- [Task requirements] Format the lines between the one holding "43, 285, 49]" and the one holding "230, 209, 247]", inclusive, as a numbered list without blank lines. Include no other lines.

- [Records taken from a collection]
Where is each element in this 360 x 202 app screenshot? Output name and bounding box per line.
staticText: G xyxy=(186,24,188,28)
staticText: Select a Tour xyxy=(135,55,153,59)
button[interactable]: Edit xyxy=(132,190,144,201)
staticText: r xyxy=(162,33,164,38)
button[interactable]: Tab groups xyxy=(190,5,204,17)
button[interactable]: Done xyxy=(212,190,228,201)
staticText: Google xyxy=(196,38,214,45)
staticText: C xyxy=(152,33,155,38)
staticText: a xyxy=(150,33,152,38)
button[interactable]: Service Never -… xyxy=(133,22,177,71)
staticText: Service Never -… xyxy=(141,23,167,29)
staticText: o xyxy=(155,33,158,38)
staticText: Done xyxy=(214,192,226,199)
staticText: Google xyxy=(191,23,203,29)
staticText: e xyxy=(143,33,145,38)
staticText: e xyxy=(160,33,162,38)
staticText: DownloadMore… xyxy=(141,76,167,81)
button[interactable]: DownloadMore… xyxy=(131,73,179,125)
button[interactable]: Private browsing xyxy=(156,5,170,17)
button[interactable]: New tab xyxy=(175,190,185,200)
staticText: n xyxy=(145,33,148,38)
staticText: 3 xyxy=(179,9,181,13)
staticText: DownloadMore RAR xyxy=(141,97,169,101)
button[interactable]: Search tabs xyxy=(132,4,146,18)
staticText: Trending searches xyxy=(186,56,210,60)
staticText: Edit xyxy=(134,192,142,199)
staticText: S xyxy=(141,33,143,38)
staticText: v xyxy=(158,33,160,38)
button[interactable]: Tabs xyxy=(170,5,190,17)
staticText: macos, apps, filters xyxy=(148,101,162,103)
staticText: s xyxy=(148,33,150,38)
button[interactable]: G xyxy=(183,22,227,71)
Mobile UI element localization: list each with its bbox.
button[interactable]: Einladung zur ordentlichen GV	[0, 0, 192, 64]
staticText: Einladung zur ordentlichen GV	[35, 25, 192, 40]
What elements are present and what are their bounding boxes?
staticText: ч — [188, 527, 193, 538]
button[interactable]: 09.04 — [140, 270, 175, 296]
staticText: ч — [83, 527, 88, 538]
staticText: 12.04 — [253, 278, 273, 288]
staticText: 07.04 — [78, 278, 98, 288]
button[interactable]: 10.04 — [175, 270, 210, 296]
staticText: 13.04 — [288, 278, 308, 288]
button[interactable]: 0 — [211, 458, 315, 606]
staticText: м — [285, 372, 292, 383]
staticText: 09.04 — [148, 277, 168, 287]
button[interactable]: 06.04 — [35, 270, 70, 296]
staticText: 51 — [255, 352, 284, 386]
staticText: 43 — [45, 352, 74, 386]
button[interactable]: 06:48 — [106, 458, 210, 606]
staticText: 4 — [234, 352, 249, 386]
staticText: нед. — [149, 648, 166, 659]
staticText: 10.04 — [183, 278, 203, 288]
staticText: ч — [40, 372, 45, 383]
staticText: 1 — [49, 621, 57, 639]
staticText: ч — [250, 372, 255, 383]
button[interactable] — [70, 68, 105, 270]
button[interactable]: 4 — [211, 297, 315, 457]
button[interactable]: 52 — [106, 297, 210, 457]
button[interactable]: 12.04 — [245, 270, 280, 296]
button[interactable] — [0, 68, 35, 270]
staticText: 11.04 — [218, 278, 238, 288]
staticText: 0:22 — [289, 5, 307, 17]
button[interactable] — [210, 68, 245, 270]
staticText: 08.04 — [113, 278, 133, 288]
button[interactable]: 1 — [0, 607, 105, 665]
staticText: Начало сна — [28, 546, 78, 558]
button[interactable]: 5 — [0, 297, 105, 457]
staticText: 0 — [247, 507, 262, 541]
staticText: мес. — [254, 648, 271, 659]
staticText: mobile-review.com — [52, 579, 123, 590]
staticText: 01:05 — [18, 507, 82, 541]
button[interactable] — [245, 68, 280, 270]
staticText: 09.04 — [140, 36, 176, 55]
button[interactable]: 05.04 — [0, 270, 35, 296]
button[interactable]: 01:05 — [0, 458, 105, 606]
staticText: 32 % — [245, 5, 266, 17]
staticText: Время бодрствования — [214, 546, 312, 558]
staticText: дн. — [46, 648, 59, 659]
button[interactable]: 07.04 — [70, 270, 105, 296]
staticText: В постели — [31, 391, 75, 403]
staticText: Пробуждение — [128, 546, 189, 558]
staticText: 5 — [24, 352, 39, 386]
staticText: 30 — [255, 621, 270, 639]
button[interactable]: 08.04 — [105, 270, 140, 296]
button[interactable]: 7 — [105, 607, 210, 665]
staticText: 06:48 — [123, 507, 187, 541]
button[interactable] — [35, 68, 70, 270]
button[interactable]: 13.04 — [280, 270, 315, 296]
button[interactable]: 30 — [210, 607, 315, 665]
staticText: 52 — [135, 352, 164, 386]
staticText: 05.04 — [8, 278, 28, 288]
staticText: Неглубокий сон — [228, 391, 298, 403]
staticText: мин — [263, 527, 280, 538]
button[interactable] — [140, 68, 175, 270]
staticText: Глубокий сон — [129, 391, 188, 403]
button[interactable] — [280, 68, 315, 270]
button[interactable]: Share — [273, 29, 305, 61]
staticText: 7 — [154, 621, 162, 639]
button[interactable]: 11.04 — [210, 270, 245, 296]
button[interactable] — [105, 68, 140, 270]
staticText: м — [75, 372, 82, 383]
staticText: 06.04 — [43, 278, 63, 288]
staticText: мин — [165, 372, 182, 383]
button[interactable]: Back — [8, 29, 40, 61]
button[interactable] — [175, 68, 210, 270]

==

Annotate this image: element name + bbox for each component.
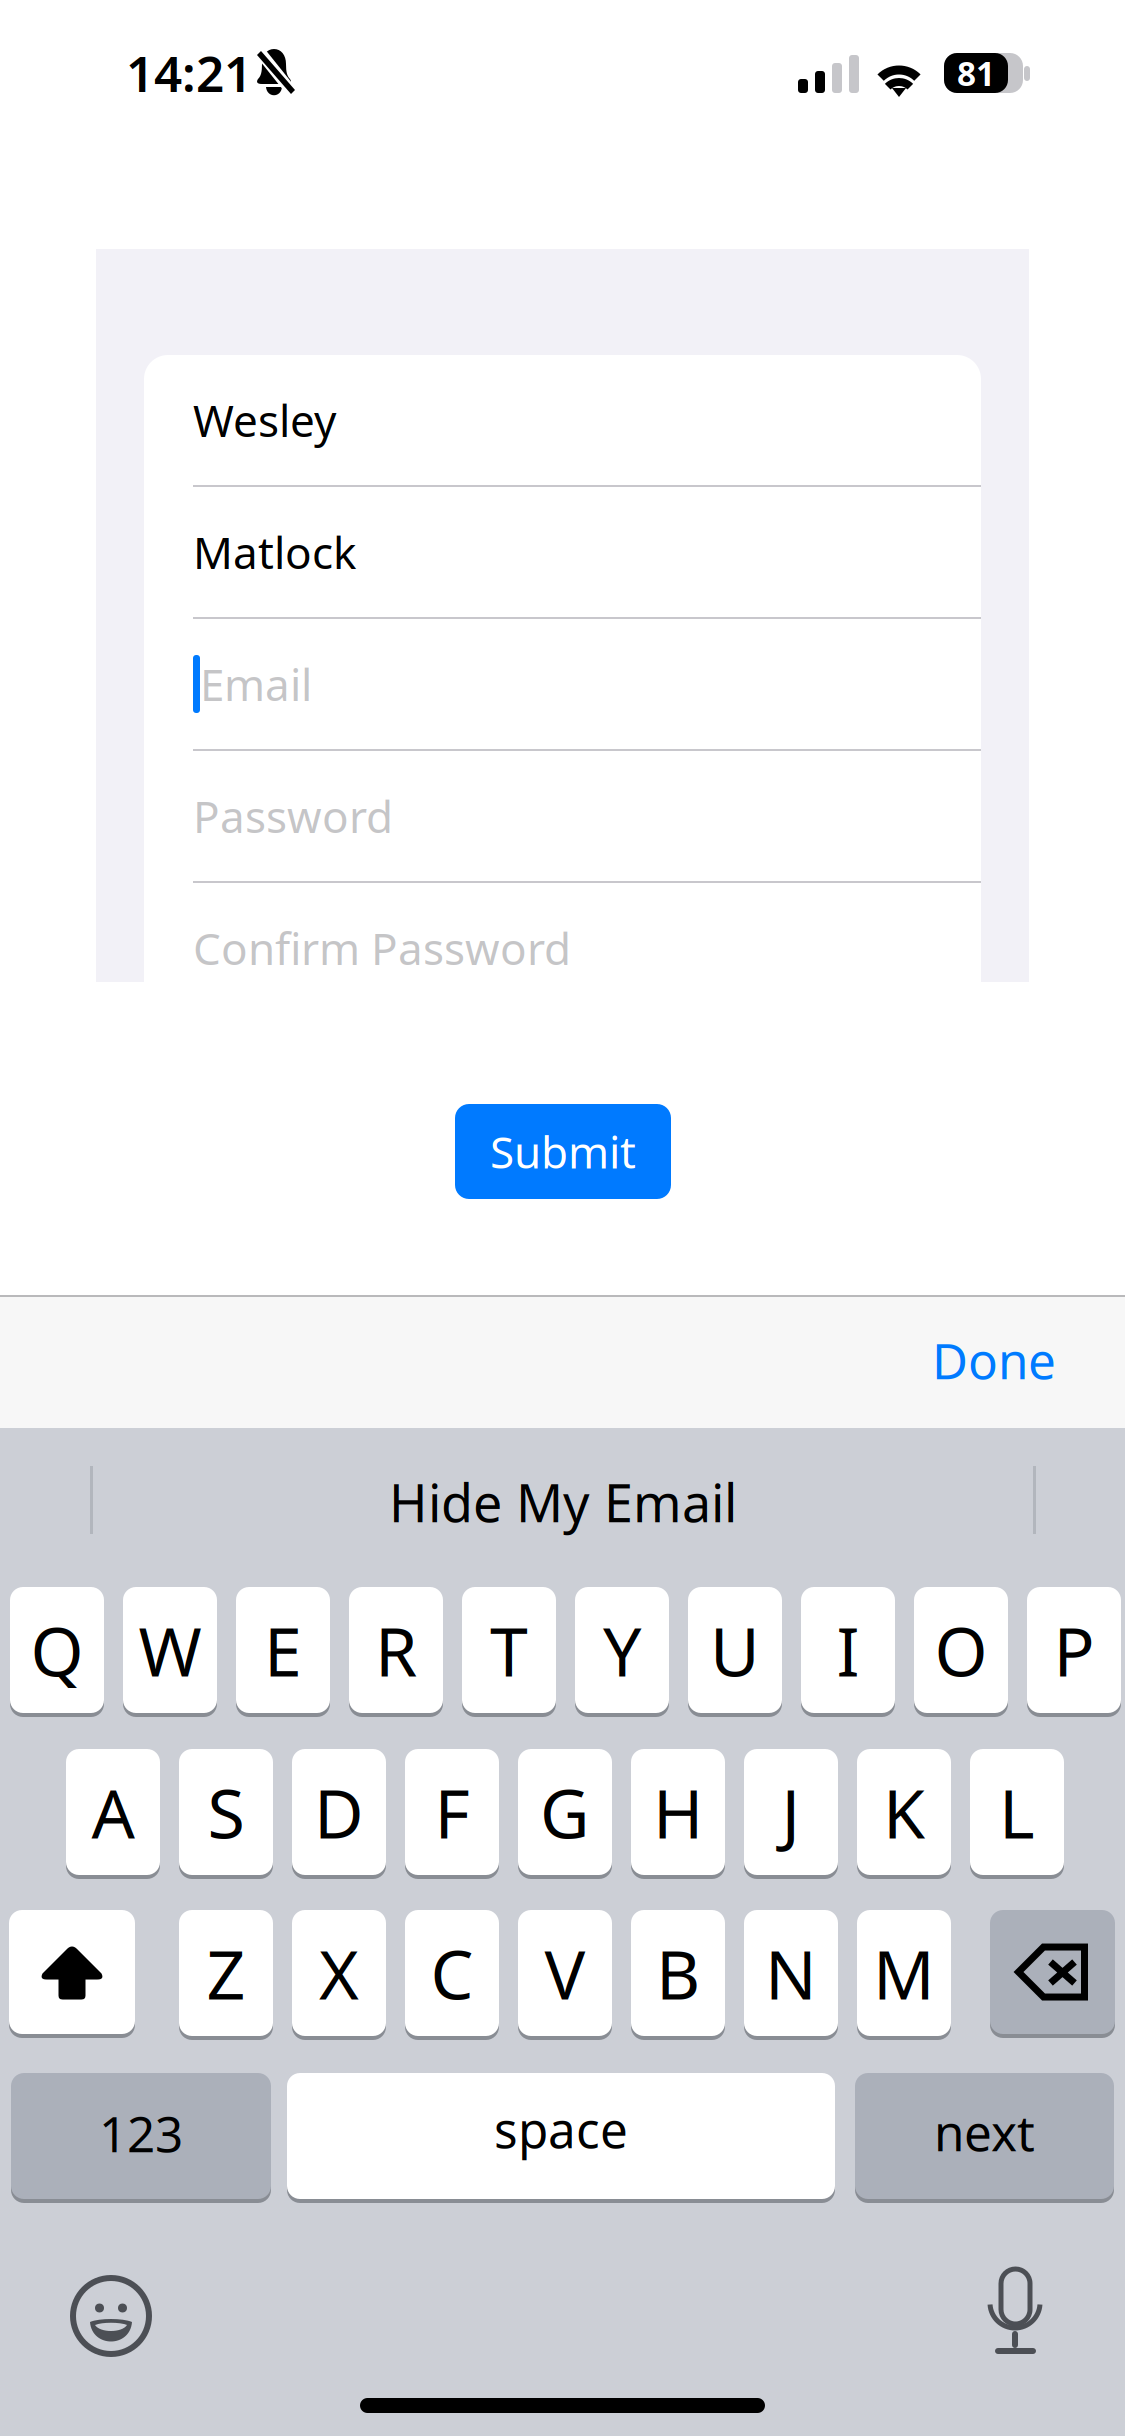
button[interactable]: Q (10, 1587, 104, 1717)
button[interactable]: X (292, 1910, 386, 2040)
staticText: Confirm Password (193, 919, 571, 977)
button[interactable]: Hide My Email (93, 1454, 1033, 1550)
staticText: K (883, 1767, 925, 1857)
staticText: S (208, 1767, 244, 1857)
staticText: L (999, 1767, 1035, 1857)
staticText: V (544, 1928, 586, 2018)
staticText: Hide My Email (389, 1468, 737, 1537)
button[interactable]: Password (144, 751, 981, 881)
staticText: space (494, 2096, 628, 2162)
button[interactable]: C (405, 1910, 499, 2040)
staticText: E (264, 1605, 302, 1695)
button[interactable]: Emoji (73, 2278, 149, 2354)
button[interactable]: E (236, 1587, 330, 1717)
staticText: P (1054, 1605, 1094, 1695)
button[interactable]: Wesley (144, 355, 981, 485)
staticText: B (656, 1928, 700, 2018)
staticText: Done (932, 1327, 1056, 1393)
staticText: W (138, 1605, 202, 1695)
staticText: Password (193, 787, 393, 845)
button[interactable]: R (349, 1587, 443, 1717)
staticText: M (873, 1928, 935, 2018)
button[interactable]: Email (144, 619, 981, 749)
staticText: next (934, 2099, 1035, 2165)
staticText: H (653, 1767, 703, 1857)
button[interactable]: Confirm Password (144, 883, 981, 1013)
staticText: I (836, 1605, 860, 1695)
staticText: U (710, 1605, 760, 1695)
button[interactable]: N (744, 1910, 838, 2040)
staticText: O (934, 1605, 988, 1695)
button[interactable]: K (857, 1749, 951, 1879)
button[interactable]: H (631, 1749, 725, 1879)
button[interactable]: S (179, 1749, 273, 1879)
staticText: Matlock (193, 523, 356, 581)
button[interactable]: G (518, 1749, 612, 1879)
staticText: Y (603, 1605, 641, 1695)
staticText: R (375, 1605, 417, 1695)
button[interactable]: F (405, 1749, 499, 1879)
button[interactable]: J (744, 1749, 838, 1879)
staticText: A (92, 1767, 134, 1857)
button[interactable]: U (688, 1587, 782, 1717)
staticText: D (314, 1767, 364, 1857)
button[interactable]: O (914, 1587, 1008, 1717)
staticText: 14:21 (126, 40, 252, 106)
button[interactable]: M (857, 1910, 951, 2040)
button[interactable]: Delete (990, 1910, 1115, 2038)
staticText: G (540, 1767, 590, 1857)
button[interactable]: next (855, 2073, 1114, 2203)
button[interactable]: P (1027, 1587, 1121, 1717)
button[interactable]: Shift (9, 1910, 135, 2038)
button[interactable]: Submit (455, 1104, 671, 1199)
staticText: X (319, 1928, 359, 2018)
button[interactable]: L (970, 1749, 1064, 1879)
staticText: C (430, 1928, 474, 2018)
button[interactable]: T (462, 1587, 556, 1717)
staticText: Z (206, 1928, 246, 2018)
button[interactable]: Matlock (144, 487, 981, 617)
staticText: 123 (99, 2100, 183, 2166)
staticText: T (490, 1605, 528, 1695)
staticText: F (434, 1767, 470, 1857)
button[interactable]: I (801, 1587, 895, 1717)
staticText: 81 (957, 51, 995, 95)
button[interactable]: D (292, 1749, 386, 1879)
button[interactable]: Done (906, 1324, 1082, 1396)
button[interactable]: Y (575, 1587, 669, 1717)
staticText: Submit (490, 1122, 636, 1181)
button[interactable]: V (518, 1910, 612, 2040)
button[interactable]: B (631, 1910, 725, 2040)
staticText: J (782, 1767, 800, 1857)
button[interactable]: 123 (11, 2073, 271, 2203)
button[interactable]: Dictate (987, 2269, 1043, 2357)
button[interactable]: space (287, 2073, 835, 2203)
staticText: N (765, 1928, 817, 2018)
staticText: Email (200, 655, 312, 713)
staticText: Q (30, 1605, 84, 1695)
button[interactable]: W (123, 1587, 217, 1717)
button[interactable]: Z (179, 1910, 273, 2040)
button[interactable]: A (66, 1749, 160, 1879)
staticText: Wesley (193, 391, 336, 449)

==

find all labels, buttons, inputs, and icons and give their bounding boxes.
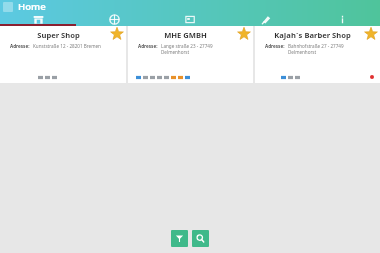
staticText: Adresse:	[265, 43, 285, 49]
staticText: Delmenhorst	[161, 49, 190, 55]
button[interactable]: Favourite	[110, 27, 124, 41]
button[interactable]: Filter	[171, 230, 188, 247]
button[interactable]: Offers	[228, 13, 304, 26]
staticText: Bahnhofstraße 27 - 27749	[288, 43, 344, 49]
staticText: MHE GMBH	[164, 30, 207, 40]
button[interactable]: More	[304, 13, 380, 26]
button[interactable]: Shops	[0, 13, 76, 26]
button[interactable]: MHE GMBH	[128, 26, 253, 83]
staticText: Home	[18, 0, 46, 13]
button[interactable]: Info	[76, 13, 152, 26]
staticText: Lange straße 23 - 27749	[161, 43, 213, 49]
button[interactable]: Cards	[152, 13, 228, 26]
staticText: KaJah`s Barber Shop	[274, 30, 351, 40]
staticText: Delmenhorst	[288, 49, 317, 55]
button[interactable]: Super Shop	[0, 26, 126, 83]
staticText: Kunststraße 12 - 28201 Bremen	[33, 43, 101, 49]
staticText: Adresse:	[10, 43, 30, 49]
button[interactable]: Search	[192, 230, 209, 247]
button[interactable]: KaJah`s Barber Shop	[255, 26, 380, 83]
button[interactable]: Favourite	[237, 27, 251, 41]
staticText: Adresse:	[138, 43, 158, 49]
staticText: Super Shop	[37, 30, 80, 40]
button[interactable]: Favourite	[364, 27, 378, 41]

- [Reply to the exercise]
1. staticText: Adresse:	[265, 43, 285, 49]
2. staticText: Delmenhorst	[161, 49, 190, 55]
3. button[interactable]: Favourite	[110, 27, 124, 41]
4. button[interactable]: Filter	[171, 230, 188, 247]
5. button[interactable]: Offers	[228, 13, 304, 26]
6. staticText: Bahnhofstraße 27 - 27749	[288, 43, 344, 49]
7. staticText: MHE GMBH	[164, 30, 207, 40]
8. button[interactable]: More	[304, 13, 380, 26]
9. button[interactable]: Shops	[0, 13, 76, 26]
10. button[interactable]: MHE GMBH	[128, 26, 253, 83]
11. staticText: Home	[18, 0, 46, 13]
12. button[interactable]: Info	[76, 13, 152, 26]
13. staticText: Lange straße 23 - 27749	[161, 43, 213, 49]
14. button[interactable]: Cards	[152, 13, 228, 26]
15. staticText: KaJah`s Barber Shop	[274, 30, 351, 40]
16. staticText: Delmenhorst	[288, 49, 317, 55]
17. button[interactable]: Super Shop	[0, 26, 126, 83]
18. staticText: Kunststraße 12 - 28201 Bremen	[33, 43, 101, 49]
19. staticText: Adresse:	[10, 43, 30, 49]
20. button[interactable]: Search	[192, 230, 209, 247]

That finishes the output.